++++ Data for this task ++++

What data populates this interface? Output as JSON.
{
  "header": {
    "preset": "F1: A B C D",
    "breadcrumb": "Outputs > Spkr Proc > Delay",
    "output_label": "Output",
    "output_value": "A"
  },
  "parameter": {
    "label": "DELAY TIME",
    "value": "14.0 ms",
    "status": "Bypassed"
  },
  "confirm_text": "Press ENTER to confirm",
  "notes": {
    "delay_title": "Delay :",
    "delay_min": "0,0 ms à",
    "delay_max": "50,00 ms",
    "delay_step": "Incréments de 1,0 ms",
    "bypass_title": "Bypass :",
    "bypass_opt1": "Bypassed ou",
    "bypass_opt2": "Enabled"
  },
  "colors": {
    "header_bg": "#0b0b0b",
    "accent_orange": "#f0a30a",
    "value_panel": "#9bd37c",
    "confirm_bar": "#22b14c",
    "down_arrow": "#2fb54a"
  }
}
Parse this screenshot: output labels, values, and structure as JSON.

++++
++++ Data for this task ++++

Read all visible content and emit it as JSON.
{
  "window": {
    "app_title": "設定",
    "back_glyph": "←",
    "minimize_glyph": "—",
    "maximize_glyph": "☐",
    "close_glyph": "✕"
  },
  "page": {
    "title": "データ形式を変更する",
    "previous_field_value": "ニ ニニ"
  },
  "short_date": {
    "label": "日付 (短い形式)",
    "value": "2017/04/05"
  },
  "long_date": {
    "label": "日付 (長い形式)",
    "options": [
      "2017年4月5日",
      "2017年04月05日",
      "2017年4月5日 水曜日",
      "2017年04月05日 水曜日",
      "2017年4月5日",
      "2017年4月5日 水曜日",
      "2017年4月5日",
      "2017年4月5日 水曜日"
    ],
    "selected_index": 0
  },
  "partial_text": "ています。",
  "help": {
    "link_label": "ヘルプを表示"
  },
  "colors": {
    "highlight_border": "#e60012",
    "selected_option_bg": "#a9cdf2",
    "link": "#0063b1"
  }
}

++++
++++ Data for this task ++++

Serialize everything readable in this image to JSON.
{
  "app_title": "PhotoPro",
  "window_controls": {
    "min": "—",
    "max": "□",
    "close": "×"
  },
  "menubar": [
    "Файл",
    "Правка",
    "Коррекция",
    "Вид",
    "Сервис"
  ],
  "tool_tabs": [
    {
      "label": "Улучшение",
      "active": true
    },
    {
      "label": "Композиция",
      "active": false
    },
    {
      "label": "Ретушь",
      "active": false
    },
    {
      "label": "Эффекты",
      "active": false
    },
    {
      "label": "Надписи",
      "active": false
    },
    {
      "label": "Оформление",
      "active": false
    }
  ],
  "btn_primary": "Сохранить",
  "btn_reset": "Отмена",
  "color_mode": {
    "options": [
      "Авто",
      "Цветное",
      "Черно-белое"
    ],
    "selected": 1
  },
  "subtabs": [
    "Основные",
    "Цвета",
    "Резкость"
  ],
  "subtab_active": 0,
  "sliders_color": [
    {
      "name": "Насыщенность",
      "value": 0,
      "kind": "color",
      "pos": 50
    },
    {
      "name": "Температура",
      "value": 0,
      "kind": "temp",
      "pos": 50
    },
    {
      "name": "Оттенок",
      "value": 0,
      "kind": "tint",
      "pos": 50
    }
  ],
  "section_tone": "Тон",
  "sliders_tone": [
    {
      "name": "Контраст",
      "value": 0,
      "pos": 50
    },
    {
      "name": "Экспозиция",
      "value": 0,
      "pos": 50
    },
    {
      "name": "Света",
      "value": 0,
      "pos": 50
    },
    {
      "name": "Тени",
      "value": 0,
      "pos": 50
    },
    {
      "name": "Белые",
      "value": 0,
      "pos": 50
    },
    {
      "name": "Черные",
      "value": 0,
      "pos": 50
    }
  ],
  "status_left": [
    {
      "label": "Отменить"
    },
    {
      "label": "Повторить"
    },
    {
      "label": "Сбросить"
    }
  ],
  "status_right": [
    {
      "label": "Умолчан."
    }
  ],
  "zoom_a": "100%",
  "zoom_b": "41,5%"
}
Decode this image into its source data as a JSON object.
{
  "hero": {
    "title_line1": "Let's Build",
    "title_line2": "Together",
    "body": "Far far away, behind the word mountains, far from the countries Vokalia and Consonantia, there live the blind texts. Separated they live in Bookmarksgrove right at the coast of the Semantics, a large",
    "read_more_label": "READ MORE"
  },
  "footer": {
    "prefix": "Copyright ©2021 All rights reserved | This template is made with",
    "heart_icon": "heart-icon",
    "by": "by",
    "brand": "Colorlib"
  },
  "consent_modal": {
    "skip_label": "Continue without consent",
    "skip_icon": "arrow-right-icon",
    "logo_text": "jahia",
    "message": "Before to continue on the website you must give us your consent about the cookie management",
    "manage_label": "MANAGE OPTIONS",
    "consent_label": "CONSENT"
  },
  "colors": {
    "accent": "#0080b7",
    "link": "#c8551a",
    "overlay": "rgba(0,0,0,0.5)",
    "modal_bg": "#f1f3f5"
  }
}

++++

--- Written exercise ---
Tally the lines containing "Bypassed". Provide the number without any other words.

--- Output of the task ---
2